» **Aim of the task**: Write out every record in full, exactly as written, please.

■ ■ ■ ■

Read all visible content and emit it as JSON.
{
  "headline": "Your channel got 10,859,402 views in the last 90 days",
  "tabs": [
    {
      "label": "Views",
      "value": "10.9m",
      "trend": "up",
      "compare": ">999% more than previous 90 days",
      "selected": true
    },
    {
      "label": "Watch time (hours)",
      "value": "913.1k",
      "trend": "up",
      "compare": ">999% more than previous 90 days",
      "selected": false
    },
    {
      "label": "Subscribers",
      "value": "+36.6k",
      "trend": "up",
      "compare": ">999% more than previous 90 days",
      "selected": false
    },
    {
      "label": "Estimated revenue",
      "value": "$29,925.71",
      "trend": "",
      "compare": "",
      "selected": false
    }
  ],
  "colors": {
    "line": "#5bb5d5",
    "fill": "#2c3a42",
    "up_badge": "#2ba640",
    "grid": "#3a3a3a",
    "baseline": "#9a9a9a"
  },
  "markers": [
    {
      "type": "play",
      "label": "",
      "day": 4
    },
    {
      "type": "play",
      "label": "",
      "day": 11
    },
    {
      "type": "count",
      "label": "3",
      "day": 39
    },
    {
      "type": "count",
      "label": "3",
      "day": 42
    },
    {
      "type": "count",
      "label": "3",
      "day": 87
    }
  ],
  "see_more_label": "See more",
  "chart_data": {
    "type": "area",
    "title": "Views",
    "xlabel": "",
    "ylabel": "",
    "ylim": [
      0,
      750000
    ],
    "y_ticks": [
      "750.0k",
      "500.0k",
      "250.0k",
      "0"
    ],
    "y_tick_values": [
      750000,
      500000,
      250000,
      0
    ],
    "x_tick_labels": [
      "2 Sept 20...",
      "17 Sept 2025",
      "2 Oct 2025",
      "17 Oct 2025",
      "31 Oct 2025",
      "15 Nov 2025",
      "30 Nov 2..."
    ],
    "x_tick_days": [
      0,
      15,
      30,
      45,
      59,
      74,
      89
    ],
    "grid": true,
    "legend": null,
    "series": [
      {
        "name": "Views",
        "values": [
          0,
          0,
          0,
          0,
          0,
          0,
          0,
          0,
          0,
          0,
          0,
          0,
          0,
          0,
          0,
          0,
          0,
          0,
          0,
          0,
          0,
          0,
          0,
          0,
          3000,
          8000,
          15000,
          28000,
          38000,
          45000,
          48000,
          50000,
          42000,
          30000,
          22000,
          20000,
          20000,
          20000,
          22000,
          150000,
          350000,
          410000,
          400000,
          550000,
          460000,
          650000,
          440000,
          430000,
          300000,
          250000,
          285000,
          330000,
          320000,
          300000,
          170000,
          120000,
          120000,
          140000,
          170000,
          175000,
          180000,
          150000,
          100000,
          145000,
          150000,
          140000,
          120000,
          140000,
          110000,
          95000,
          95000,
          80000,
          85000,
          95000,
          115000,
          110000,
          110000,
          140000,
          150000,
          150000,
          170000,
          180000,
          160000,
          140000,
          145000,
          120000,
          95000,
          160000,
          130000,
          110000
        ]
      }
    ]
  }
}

■ ■ ■ ■

» **The answer**:
Read all visible content and emit it as JSON.
{
  "headline": "Your channel got 10,859,402 views in the last 90 days",
  "tabs": [
    {
      "label": "Views",
      "value": "10.9m",
      "trend": "up",
      "compare": ">999% more than previous 90 days",
      "selected": true
    },
    {
      "label": "Watch time (hours)",
      "value": "913.1k",
      "trend": "up",
      "compare": ">999% more than previous 90 days",
      "selected": false
    },
    {
      "label": "Subscribers",
      "value": "+36.6k",
      "trend": "up",
      "compare": ">999% more than previous 90 days",
      "selected": false
    },
    {
      "label": "Estimated revenue",
      "value": "$29,925.71",
      "trend": "",
      "compare": "",
      "selected": false
    }
  ],
  "colors": {
    "line": "#5bb5d5",
    "fill": "#2c3a42",
    "up_badge": "#2ba640",
    "grid": "#3a3a3a",
    "baseline": "#9a9a9a"
  },
  "markers": [
    {
      "type": "play",
      "label": "",
      "day": 4
    },
    {
      "type": "play",
      "label": "",
      "day": 11
    },
    {
      "type": "count",
      "label": "3",
      "day": 39
    },
    {
      "type": "count",
      "label": "3",
      "day": 42
    },
    {
      "type": "count",
      "label": "3",
      "day": 87
    }
  ],
  "see_more_label": "See more",
  "chart_data": {
    "type": "area",
    "title": "Views",
    "xlabel": "",
    "ylabel": "",
    "ylim": [
      0,
      750000
    ],
    "y_ticks": [
      "750.0k",
      "500.0k",
      "250.0k",
      "0"
    ],
    "y_tick_values": [
      750000,
      500000,
      250000,
      0
    ],
    "x_tick_labels": [
      "2 Sept 20...",
      "17 Sept 2025",
      "2 Oct 2025",
      "17 Oct 2025",
      "31 Oct 2025",
      "15 Nov 2025",
      "30 Nov 2..."
    ],
    "x_tick_days": [
      0,
      15,
      30,
      45,
      59,
      74,
      89
    ],
    "grid": true,
    "legend": null,
    "series": [
      {
        "name": "Views",
        "values": [
          0,
          0,
          0,
          0,
          0,
          0,
          0,
          0,
          0,
          0,
          0,
          0,
          0,
          0,
          0,
          0,
          0,
          0,
          0,
          0,
          0,
          0,
          0,
          0,
          3000,
          8000,
          15000,
          28000,
          38000,
          45000,
          48000,
          50000,
          42000,
          30000,
          22000,
          20000,
          20000,
          20000,
          22000,
          150000,
          350000,
          410000,
          400000,
          550000,
          460000,
          650000,
          440000,
          430000,
          300000,
          250000,
          285000,
          330000,
          320000,
          300000,
          170000,
          120000,
          120000,
          140000,
          170000,
          175000,
          180000,
          150000,
          100000,
          145000,
          150000,
          140000,
          120000,
          140000,
          110000,
          95000,
          95000,
          80000,
          85000,
          95000,
          115000,
          110000,
          110000,
          140000,
          150000,
          150000,
          170000,
          180000,
          160000,
          140000,
          145000,
          120000,
          95000,
          160000,
          130000,
          110000
        ]
      }
    ]
  }
}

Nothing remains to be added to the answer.